■ DATA PROVIDED

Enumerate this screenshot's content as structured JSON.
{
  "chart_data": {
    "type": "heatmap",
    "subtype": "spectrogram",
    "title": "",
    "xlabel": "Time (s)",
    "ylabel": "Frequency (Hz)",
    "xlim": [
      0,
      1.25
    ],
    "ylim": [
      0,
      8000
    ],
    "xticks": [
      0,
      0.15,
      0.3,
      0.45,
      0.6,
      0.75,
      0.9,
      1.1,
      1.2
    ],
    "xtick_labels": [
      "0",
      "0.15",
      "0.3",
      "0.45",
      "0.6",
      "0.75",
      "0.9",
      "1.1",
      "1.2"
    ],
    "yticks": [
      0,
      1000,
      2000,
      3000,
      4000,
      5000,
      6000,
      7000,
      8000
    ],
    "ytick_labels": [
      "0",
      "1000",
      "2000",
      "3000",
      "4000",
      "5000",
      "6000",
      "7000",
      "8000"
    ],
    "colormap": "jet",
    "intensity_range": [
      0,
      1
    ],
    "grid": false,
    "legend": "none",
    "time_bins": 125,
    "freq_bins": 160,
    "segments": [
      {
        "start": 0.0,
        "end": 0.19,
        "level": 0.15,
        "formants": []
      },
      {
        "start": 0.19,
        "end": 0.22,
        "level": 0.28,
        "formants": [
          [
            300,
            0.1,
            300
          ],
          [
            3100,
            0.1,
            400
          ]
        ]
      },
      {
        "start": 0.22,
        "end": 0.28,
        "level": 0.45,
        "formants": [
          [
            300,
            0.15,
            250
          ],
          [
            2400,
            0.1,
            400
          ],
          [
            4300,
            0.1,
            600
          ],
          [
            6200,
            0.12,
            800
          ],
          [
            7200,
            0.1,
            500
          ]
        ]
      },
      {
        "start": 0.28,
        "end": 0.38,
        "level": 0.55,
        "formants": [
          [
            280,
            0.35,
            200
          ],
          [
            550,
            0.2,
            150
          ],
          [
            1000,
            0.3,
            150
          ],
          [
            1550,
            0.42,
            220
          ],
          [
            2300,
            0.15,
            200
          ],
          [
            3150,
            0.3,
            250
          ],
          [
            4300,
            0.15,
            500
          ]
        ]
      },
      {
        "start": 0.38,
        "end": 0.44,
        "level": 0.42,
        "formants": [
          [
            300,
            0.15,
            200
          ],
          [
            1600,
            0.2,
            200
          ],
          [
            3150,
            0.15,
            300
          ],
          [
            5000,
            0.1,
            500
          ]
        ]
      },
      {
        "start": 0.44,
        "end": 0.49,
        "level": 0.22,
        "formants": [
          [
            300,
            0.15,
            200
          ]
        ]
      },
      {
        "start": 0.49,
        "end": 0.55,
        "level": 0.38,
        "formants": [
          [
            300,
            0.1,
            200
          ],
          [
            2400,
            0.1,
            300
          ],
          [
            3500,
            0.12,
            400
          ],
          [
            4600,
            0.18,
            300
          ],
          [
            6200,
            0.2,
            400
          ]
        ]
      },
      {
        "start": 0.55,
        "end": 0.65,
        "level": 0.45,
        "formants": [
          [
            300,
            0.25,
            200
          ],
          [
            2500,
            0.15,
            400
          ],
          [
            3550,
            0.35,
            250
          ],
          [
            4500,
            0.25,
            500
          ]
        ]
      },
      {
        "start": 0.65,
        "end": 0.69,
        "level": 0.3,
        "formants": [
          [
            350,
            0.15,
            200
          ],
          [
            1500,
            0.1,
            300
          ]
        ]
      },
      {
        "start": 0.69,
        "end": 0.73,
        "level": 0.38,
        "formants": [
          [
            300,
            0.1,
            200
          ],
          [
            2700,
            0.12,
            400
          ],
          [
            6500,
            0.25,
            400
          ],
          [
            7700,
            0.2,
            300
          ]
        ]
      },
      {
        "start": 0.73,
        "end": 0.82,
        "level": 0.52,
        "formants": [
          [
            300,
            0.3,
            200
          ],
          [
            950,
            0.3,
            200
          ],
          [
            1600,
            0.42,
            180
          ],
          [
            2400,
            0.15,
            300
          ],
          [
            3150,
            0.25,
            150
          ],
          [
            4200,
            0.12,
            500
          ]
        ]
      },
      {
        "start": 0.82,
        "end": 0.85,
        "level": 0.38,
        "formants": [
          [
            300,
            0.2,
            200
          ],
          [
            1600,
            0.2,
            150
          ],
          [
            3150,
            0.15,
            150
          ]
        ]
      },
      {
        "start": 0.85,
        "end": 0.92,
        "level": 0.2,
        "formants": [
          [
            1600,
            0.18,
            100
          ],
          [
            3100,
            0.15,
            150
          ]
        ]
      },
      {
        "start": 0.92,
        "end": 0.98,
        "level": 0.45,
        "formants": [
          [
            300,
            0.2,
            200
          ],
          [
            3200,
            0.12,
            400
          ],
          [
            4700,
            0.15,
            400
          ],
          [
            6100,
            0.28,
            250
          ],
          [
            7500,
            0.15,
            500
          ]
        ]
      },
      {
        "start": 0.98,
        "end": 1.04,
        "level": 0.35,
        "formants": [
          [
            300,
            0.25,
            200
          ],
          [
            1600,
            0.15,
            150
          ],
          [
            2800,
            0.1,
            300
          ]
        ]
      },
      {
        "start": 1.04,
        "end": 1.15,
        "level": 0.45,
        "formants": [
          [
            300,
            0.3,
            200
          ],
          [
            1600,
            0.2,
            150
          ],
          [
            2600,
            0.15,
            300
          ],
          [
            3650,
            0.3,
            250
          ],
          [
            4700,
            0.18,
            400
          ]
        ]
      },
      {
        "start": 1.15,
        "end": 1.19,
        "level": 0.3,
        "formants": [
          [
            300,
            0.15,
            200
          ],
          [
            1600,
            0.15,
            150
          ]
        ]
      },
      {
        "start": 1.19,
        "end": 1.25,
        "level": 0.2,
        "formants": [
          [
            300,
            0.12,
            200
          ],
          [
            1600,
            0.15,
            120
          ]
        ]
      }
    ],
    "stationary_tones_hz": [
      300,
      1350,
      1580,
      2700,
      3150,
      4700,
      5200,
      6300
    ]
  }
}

■ EXERCISE INSTRUCTIONS
Copy out the full listing exactly.

■ OUTPUT FOR THIS TASK
Enumerate this screenshot's content as structured JSON.
{
  "chart_data": {
    "type": "heatmap",
    "subtype": "spectrogram",
    "title": "",
    "xlabel": "Time (s)",
    "ylabel": "Frequency (Hz)",
    "xlim": [
      0,
      1.25
    ],
    "ylim": [
      0,
      8000
    ],
    "xticks": [
      0,
      0.15,
      0.3,
      0.45,
      0.6,
      0.75,
      0.9,
      1.1,
      1.2
    ],
    "xtick_labels": [
      "0",
      "0.15",
      "0.3",
      "0.45",
      "0.6",
      "0.75",
      "0.9",
      "1.1",
      "1.2"
    ],
    "yticks": [
      0,
      1000,
      2000,
      3000,
      4000,
      5000,
      6000,
      7000,
      8000
    ],
    "ytick_labels": [
      "0",
      "1000",
      "2000",
      "3000",
      "4000",
      "5000",
      "6000",
      "7000",
      "8000"
    ],
    "colormap": "jet",
    "intensity_range": [
      0,
      1
    ],
    "grid": false,
    "legend": "none",
    "time_bins": 125,
    "freq_bins": 160,
    "segments": [
      {
        "start": 0.0,
        "end": 0.19,
        "level": 0.15,
        "formants": []
      },
      {
        "start": 0.19,
        "end": 0.22,
        "level": 0.28,
        "formants": [
          [
            300,
            0.1,
            300
          ],
          [
            3100,
            0.1,
            400
          ]
        ]
      },
      {
        "start": 0.22,
        "end": 0.28,
        "level": 0.45,
        "formants": [
          [
            300,
            0.15,
            250
          ],
          [
            2400,
            0.1,
            400
          ],
          [
            4300,
            0.1,
            600
          ],
          [
            6200,
            0.12,
            800
          ],
          [
            7200,
            0.1,
            500
          ]
        ]
      },
      {
        "start": 0.28,
        "end": 0.38,
        "level": 0.55,
        "formants": [
          [
            280,
            0.35,
            200
          ],
          [
            550,
            0.2,
            150
          ],
          [
            1000,
            0.3,
            150
          ],
          [
            1550,
            0.42,
            220
          ],
          [
            2300,
            0.15,
            200
          ],
          [
            3150,
            0.3,
            250
          ],
          [
            4300,
            0.15,
            500
          ]
        ]
      },
      {
        "start": 0.38,
        "end": 0.44,
        "level": 0.42,
        "formants": [
          [
            300,
            0.15,
            200
          ],
          [
            1600,
            0.2,
            200
          ],
          [
            3150,
            0.15,
            300
          ],
          [
            5000,
            0.1,
            500
          ]
        ]
      },
      {
        "start": 0.44,
        "end": 0.49,
        "level": 0.22,
        "formants": [
          [
            300,
            0.15,
            200
          ]
        ]
      },
      {
        "start": 0.49,
        "end": 0.55,
        "level": 0.38,
        "formants": [
          [
            300,
            0.1,
            200
          ],
          [
            2400,
            0.1,
            300
          ],
          [
            3500,
            0.12,
            400
          ],
          [
            4600,
            0.18,
            300
          ],
          [
            6200,
            0.2,
            400
          ]
        ]
      },
      {
        "start": 0.55,
        "end": 0.65,
        "level": 0.45,
        "formants": [
          [
            300,
            0.25,
            200
          ],
          [
            2500,
            0.15,
            400
          ],
          [
            3550,
            0.35,
            250
          ],
          [
            4500,
            0.25,
            500
          ]
        ]
      },
      {
        "start": 0.65,
        "end": 0.69,
        "level": 0.3,
        "formants": [
          [
            350,
            0.15,
            200
          ],
          [
            1500,
            0.1,
            300
          ]
        ]
      },
      {
        "start": 0.69,
        "end": 0.73,
        "level": 0.38,
        "formants": [
          [
            300,
            0.1,
            200
          ],
          [
            2700,
            0.12,
            400
          ],
          [
            6500,
            0.25,
            400
          ],
          [
            7700,
            0.2,
            300
          ]
        ]
      },
      {
        "start": 0.73,
        "end": 0.82,
        "level": 0.52,
        "formants": [
          [
            300,
            0.3,
            200
          ],
          [
            950,
            0.3,
            200
          ],
          [
            1600,
            0.42,
            180
          ],
          [
            2400,
            0.15,
            300
          ],
          [
            3150,
            0.25,
            150
          ],
          [
            4200,
            0.12,
            500
          ]
        ]
      },
      {
        "start": 0.82,
        "end": 0.85,
        "level": 0.38,
        "formants": [
          [
            300,
            0.2,
            200
          ],
          [
            1600,
            0.2,
            150
          ],
          [
            3150,
            0.15,
            150
          ]
        ]
      },
      {
        "start": 0.85,
        "end": 0.92,
        "level": 0.2,
        "formants": [
          [
            1600,
            0.18,
            100
          ],
          [
            3100,
            0.15,
            150
          ]
        ]
      },
      {
        "start": 0.92,
        "end": 0.98,
        "level": 0.45,
        "formants": [
          [
            300,
            0.2,
            200
          ],
          [
            3200,
            0.12,
            400
          ],
          [
            4700,
            0.15,
            400
          ],
          [
            6100,
            0.28,
            250
          ],
          [
            7500,
            0.15,
            500
          ]
        ]
      },
      {
        "start": 0.98,
        "end": 1.04,
        "level": 0.35,
        "formants": [
          [
            300,
            0.25,
            200
          ],
          [
            1600,
            0.15,
            150
          ],
          [
            2800,
            0.1,
            300
          ]
        ]
      },
      {
        "start": 1.04,
        "end": 1.15,
        "level": 0.45,
        "formants": [
          [
            300,
            0.3,
            200
          ],
          [
            1600,
            0.2,
            150
          ],
          [
            2600,
            0.15,
            300
          ],
          [
            3650,
            0.3,
            250
          ],
          [
            4700,
            0.18,
            400
          ]
        ]
      },
      {
        "start": 1.15,
        "end": 1.19,
        "level": 0.3,
        "formants": [
          [
            300,
            0.15,
            200
          ],
          [
            1600,
            0.15,
            150
          ]
        ]
      },
      {
        "start": 1.19,
        "end": 1.25,
        "level": 0.2,
        "formants": [
          [
            300,
            0.12,
            200
          ],
          [
            1600,
            0.15,
            120
          ]
        ]
      }
    ],
    "stationary_tones_hz": [
      300,
      1350,
      1580,
      2700,
      3150,
      4700,
      5200,
      6300
    ]
  }
}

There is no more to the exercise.